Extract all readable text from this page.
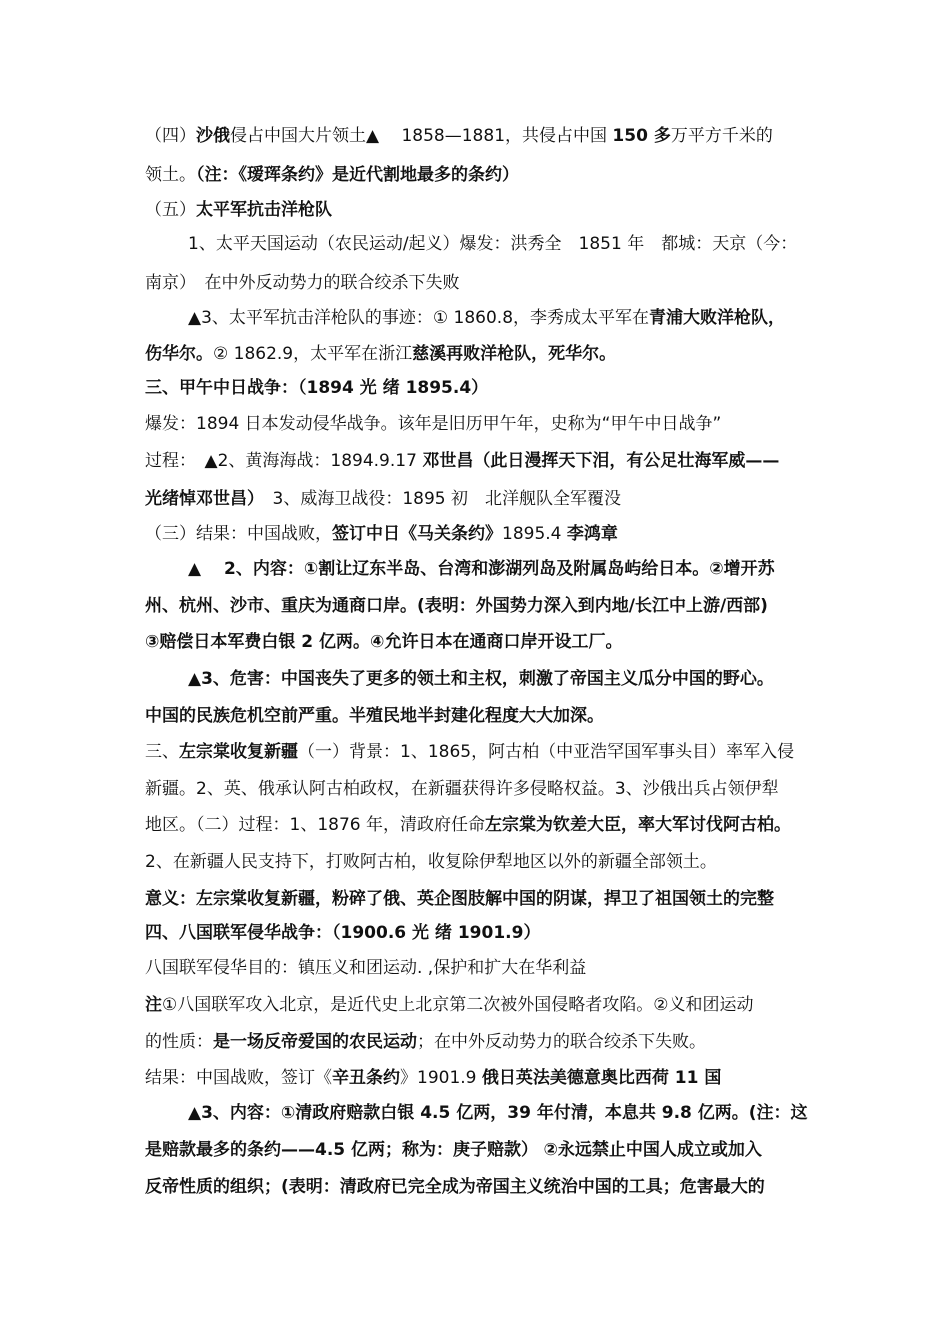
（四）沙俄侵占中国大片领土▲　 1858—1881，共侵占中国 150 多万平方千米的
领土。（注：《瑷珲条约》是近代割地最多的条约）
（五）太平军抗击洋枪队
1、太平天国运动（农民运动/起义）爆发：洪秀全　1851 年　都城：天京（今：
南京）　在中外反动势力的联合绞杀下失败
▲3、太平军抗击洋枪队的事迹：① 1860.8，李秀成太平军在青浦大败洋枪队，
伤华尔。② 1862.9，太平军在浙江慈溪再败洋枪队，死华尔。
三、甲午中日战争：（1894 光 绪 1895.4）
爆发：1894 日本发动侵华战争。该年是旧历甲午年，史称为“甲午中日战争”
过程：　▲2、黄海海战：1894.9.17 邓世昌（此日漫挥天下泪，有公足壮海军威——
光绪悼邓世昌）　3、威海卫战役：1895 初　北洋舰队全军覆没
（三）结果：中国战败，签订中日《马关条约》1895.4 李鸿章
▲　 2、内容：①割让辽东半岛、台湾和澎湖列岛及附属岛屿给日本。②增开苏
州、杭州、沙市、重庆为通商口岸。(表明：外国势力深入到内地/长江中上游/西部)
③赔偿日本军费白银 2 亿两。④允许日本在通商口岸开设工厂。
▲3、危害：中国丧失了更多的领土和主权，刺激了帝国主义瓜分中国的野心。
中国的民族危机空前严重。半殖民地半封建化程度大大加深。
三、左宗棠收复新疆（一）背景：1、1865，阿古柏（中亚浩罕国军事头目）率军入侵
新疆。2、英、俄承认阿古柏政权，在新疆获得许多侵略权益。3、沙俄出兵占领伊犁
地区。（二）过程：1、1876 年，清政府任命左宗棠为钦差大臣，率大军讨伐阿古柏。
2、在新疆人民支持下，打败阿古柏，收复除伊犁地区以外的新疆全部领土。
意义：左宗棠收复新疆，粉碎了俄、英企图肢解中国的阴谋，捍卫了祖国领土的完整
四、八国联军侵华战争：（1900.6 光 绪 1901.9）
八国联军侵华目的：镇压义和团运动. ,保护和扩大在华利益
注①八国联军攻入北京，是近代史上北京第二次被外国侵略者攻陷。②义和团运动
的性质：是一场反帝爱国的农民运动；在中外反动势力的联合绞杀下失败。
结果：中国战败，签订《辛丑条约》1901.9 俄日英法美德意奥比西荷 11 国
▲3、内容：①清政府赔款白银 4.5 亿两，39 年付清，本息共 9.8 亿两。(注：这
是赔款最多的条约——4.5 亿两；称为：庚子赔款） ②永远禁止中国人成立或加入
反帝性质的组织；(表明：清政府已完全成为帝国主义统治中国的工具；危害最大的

════════════════════

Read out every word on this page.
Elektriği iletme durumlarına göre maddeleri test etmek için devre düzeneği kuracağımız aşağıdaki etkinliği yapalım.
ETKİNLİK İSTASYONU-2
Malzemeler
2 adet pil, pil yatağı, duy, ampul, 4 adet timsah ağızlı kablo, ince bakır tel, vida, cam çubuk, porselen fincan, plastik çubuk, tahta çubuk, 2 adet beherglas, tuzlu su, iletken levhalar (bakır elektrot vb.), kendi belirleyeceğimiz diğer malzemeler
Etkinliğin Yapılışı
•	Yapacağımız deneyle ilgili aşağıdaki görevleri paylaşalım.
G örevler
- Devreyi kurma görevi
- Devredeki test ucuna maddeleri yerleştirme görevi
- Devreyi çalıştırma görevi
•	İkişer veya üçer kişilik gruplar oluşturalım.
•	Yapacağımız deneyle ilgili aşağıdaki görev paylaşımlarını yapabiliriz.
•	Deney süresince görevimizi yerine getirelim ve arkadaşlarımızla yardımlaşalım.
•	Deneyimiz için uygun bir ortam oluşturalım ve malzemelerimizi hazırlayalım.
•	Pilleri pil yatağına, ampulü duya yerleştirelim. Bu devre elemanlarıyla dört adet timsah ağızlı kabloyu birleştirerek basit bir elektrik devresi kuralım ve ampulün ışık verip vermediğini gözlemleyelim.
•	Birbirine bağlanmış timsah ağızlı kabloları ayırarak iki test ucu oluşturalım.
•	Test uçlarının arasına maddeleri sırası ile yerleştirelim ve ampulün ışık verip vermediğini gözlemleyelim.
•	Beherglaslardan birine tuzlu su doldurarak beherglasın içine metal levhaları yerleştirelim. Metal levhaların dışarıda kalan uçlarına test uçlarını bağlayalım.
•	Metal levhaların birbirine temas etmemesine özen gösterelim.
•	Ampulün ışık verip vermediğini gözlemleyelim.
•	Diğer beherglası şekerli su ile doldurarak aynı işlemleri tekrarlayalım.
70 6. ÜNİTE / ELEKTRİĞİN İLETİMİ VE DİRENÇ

════════════════════

(Aim):
Extract every line that has the string "oluşturalım" in it.

(Exercise output):
•	İkişer veya üçer kişilik gruplar oluşturalım.
•	Deneyimiz için uygun bir ortam oluşturalım ve malzemelerimizi hazırlayalım.
•	Birbirine bağlanmış timsah ağızlı kabloları ayırarak iki test ucu oluşturalım.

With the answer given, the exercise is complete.